Copy the data word for word, keeping every line.

**LISTING:**
>> Begin
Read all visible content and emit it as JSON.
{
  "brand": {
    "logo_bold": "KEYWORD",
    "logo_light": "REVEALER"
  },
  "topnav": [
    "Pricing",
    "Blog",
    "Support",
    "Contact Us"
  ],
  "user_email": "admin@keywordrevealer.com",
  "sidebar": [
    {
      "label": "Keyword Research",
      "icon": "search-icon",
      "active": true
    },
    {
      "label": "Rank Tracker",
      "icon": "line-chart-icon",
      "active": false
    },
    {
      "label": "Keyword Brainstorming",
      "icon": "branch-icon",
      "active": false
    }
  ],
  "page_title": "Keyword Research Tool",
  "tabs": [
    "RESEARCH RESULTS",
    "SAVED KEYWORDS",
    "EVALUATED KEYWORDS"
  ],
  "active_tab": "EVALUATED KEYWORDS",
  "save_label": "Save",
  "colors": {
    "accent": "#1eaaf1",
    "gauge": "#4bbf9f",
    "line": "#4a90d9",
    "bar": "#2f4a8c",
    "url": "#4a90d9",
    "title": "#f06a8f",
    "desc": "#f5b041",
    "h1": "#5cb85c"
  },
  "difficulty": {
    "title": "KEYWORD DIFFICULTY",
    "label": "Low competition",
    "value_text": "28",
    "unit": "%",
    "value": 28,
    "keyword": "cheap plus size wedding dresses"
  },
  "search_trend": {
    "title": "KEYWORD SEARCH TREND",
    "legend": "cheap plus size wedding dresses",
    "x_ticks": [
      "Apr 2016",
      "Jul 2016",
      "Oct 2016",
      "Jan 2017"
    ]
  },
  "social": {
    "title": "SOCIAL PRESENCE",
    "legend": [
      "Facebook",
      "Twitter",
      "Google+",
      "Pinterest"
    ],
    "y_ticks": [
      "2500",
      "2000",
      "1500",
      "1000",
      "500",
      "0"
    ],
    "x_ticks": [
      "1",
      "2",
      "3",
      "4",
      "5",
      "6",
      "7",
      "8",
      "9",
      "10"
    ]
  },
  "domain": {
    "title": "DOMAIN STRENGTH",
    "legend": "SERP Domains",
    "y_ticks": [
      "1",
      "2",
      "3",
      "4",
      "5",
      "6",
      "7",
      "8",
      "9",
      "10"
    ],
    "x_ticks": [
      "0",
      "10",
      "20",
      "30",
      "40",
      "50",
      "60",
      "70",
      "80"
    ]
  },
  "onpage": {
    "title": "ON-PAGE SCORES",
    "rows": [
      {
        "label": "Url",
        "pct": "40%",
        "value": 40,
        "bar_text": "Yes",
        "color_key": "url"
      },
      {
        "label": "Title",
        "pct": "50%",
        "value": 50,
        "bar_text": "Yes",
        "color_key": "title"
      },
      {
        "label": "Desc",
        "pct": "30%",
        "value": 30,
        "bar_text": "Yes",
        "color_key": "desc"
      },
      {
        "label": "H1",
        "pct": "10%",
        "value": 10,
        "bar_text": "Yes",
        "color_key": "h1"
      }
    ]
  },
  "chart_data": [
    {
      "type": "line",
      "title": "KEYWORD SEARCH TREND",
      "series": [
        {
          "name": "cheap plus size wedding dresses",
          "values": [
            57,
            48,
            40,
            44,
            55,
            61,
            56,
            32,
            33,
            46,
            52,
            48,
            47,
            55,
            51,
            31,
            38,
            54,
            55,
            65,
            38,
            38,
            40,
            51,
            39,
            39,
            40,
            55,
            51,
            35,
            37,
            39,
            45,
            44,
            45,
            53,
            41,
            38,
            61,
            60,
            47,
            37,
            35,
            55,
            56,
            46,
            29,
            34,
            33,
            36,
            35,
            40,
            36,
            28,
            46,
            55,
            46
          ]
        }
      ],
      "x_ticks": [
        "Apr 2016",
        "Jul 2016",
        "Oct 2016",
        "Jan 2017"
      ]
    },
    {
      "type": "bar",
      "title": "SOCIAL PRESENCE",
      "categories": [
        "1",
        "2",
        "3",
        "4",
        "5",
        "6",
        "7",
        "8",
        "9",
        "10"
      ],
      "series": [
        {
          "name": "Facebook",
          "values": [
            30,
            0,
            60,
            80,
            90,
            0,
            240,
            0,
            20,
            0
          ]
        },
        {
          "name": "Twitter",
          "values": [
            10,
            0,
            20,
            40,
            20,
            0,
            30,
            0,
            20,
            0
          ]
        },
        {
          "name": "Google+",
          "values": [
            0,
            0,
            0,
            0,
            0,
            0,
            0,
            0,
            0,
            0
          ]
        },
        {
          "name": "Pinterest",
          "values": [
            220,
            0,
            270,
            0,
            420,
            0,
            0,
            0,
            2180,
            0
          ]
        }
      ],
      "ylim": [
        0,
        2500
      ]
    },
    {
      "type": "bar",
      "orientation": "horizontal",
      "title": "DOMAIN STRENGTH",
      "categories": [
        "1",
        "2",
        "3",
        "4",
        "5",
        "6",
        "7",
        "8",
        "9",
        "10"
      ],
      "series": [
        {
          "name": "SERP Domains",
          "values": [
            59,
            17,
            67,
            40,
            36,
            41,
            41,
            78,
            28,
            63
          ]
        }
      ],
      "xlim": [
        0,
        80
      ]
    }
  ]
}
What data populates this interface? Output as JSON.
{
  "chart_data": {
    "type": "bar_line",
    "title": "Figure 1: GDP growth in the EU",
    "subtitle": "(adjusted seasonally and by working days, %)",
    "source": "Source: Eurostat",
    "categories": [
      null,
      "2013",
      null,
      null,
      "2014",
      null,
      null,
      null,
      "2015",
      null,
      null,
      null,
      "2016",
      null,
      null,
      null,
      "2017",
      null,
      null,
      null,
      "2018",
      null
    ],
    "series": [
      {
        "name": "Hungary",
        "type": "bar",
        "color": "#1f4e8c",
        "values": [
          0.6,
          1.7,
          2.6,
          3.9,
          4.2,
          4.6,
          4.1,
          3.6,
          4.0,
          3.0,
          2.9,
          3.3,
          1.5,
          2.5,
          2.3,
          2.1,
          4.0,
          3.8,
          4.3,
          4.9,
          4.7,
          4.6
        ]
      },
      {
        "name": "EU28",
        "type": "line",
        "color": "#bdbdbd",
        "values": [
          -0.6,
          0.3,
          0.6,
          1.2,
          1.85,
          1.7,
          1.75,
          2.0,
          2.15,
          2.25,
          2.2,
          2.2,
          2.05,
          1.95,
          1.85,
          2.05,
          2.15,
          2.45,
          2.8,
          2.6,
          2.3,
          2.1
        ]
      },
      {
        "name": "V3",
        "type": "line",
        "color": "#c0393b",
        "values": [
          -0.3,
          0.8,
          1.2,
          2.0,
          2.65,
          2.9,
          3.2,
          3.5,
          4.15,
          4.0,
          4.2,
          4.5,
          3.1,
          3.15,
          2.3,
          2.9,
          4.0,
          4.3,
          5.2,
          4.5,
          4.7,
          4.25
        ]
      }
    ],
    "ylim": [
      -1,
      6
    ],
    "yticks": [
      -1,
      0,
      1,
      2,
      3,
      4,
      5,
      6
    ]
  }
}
>> End
**EXERCISE SOLUTION:**
Read all visible content and emit it as JSON.
{
  "brand": {
    "logo_bold": "KEYWORD",
    "logo_light": "REVEALER"
  },
  "topnav": [
    "Pricing",
    "Blog",
    "Support",
    "Contact Us"
  ],
  "user_email": "admin@keywordrevealer.com",
  "sidebar": [
    {
      "label": "Keyword Research",
      "icon": "search-icon",
      "active": true
    },
    {
      "label": "Rank Tracker",
      "icon": "line-chart-icon",
      "active": false
    },
    {
      "label": "Keyword Brainstorming",
      "icon": "branch-icon",
      "active": false
    }
  ],
  "page_title": "Keyword Research Tool",
  "tabs": [
    "RESEARCH RESULTS",
    "SAVED KEYWORDS",
    "EVALUATED KEYWORDS"
  ],
  "active_tab": "EVALUATED KEYWORDS",
  "save_label": "Save",
  "colors": {
    "accent": "#1eaaf1",
    "gauge": "#4bbf9f",
    "line": "#4a90d9",
    "bar": "#2f4a8c",
    "url": "#4a90d9",
    "title": "#f06a8f",
    "desc": "#f5b041",
    "h1": "#5cb85c"
  },
  "difficulty": {
    "title": "KEYWORD DIFFICULTY",
    "label": "Low competition",
    "value_text": "28",
    "unit": "%",
    "value": 28,
    "keyword": "cheap plus size wedding dresses"
  },
  "search_trend": {
    "title": "KEYWORD SEARCH TREND",
    "legend": "cheap plus size wedding dresses",
    "x_ticks": [
      "Apr 2016",
      "Jul 2016",
      "Oct 2016",
      "Jan 2017"
    ]
  },
  "social": {
    "title": "SOCIAL PRESENCE",
    "legend": [
      "Facebook",
      "Twitter",
      "Google+",
      "Pinterest"
    ],
    "y_ticks": [
      "2500",
      "2000",
      "1500",
      "1000",
      "500",
      "0"
    ],
    "x_ticks": [
      "1",
      "2",
      "3",
      "4",
      "5",
      "6",
      "7",
      "8",
      "9",
      "10"
    ]
  },
  "domain": {
    "title": "DOMAIN STRENGTH",
    "legend": "SERP Domains",
    "y_ticks": [
      "1",
      "2",
      "3",
      "4",
      "5",
      "6",
      "7",
      "8",
      "9",
      "10"
    ],
    "x_ticks": [
      "0",
      "10",
      "20",
      "30",
      "40",
      "50",
      "60",
      "70",
      "80"
    ]
  },
  "onpage": {
    "title": "ON-PAGE SCORES",
    "rows": [
      {
        "label": "Url",
        "pct": "40%",
        "value": 40,
        "bar_text": "Yes",
        "color_key": "url"
      },
      {
        "label": "Title",
        "pct": "50%",
        "value": 50,
        "bar_text": "Yes",
        "color_key": "title"
      },
      {
        "label": "Desc",
        "pct": "30%",
        "value": 30,
        "bar_text": "Yes",
        "color_key": "desc"
      },
      {
        "label": "H1",
        "pct": "10%",
        "value": 10,
        "bar_text": "Yes",
        "color_key": "h1"
      }
    ]
  },
  "chart_data": [
    {
      "type": "line",
      "title": "KEYWORD SEARCH TREND",
      "series": [
        {
          "name": "cheap plus size wedding dresses",
          "values": [
            57,
            48,
            40,
            44,
            55,
            61,
            56,
            32,
            33,
            46,
            52,
            48,
            47,
            55,
            51,
            31,
            38,
            54,
            55,
            65,
            38,
            38,
            40,
            51,
            39,
            39,
            40,
            55,
            51,
            35,
            37,
            39,
            45,
            44,
            45,
            53,
            41,
            38,
            61,
            60,
            47,
            37,
            35,
            55,
            56,
            46,
            29,
            34,
            33,
            36,
            35,
            40,
            36,
            28,
            46,
            55,
            46
          ]
        }
      ],
      "x_ticks": [
        "Apr 2016",
        "Jul 2016",
        "Oct 2016",
        "Jan 2017"
      ]
    },
    {
      "type": "bar",
      "title": "SOCIAL PRESENCE",
      "categories": [
        "1",
        "2",
        "3",
        "4",
        "5",
        "6",
        "7",
        "8",
        "9",
        "10"
      ],
      "series": [
        {
          "name": "Facebook",
          "values": [
            30,
            0,
            60,
            80,
            90,
            0,
            240,
            0,
            20,
            0
          ]
        },
        {
          "name": "Twitter",
          "values": [
            10,
            0,
            20,
            40,
            20,
            0,
            30,
            0,
            20,
            0
          ]
        },
        {
          "name": "Google+",
          "values": [
            0,
            0,
            0,
            0,
            0,
            0,
            0,
            0,
            0,
            0
          ]
        },
        {
          "name": "Pinterest",
          "values": [
            220,
            0,
            270,
            0,
            420,
            0,
            0,
            0,
            2180,
            0
          ]
        }
      ],
      "ylim": [
        0,
        2500
      ]
    },
    {
      "type": "bar",
      "orientation": "horizontal",
      "title": "DOMAIN STRENGTH",
      "categories": [
        "1",
        "2",
        "3",
        "4",
        "5",
        "6",
        "7",
        "8",
        "9",
        "10"
      ],
      "series": [
        {
          "name": "SERP Domains",
          "values": [
            59,
            17,
            67,
            40,
            36,
            41,
            41,
            78,
            28,
            63
          ]
        }
      ],
      "xlim": [
        0,
        80
      ]
    }
  ]
}
What data populates this interface? Output as JSON.
{
  "chart_data": {
    "type": "bar_line",
    "title": "Figure 1: GDP growth in the EU",
    "subtitle": "(adjusted seasonally and by working days, %)",
    "source": "Source: Eurostat",
    "categories": [
      null,
      "2013",
      null,
      null,
      "2014",
      null,
      null,
      null,
      "2015",
      null,
      null,
      null,
      "2016",
      null,
      null,
      null,
      "2017",
      null,
      null,
      null,
      "2018",
      null
    ],
    "series": [
      {
        "name": "Hungary",
        "type": "bar",
        "color": "#1f4e8c",
        "values": [
          0.6,
          1.7,
          2.6,
          3.9,
          4.2,
          4.6,
          4.1,
          3.6,
          4.0,
          3.0,
          2.9,
          3.3,
          1.5,
          2.5,
          2.3,
          2.1,
          4.0,
          3.8,
          4.3,
          4.9,
          4.7,
          4.6
        ]
      },
      {
        "name": "EU28",
        "type": "line",
        "color": "#bdbdbd",
        "values": [
          -0.6,
          0.3,
          0.6,
          1.2,
          1.85,
          1.7,
          1.75,
          2.0,
          2.15,
          2.25,
          2.2,
          2.2,
          2.05,
          1.95,
          1.85,
          2.05,
          2.15,
          2.45,
          2.8,
          2.6,
          2.3,
          2.1
        ]
      },
      {
        "name": "V3",
        "type": "line",
        "color": "#c0393b",
        "values": [
          -0.3,
          0.8,
          1.2,
          2.0,
          2.65,
          2.9,
          3.2,
          3.5,
          4.15,
          4.0,
          4.2,
          4.5,
          3.1,
          3.15,
          2.3,
          2.9,
          4.0,
          4.3,
          5.2,
          4.5,
          4.7,
          4.25
        ]
      }
    ],
    "ylim": [
      -1,
      6
    ],
    "yticks": [
      -1,
      0,
      1,
      2,
      3,
      4,
      5,
      6
    ]
  }
}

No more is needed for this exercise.